-- Directions for this task --
Repeat each line of the material exactly.

Begin Records for processing

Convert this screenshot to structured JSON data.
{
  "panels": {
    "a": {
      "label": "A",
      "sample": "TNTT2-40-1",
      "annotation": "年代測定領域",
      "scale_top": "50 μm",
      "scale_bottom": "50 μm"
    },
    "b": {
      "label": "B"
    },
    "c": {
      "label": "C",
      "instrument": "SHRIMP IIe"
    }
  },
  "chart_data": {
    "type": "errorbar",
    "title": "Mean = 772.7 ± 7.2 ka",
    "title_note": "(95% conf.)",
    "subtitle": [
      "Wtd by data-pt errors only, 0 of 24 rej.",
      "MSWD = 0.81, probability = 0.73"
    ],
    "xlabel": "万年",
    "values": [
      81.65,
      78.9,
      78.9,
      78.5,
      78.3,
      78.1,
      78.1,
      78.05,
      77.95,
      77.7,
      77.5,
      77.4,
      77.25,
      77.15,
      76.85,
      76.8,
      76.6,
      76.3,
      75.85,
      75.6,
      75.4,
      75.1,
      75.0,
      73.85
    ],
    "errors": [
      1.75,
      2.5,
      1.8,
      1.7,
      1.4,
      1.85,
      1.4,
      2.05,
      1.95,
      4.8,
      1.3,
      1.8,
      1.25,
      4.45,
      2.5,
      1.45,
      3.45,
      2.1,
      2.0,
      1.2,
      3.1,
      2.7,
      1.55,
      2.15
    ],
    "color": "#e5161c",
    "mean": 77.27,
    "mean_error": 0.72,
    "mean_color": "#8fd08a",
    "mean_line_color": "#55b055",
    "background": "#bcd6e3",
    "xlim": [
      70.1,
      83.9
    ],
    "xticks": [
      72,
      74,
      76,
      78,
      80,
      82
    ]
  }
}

End Records for processing

-- Solution below --
Convert this screenshot to structured JSON data.
{
  "panels": {
    "a": {
      "label": "A",
      "sample": "TNTT2-40-1",
      "annotation": "年代測定領域",
      "scale_top": "50 μm",
      "scale_bottom": "50 μm"
    },
    "b": {
      "label": "B"
    },
    "c": {
      "label": "C",
      "instrument": "SHRIMP IIe"
    }
  },
  "chart_data": {
    "type": "errorbar",
    "title": "Mean = 772.7 ± 7.2 ka",
    "title_note": "(95% conf.)",
    "subtitle": [
      "Wtd by data-pt errors only, 0 of 24 rej.",
      "MSWD = 0.81, probability = 0.73"
    ],
    "xlabel": "万年",
    "values": [
      81.65,
      78.9,
      78.9,
      78.5,
      78.3,
      78.1,
      78.1,
      78.05,
      77.95,
      77.7,
      77.5,
      77.4,
      77.25,
      77.15,
      76.85,
      76.8,
      76.6,
      76.3,
      75.85,
      75.6,
      75.4,
      75.1,
      75.0,
      73.85
    ],
    "errors": [
      1.75,
      2.5,
      1.8,
      1.7,
      1.4,
      1.85,
      1.4,
      2.05,
      1.95,
      4.8,
      1.3,
      1.8,
      1.25,
      4.45,
      2.5,
      1.45,
      3.45,
      2.1,
      2.0,
      1.2,
      3.1,
      2.7,
      1.55,
      2.15
    ],
    "color": "#e5161c",
    "mean": 77.27,
    "mean_error": 0.72,
    "mean_color": "#8fd08a",
    "mean_line_color": "#55b055",
    "background": "#bcd6e3",
    "xlim": [
      70.1,
      83.9
    ],
    "xticks": [
      72,
      74,
      76,
      78,
      80,
      82
    ]
  }
}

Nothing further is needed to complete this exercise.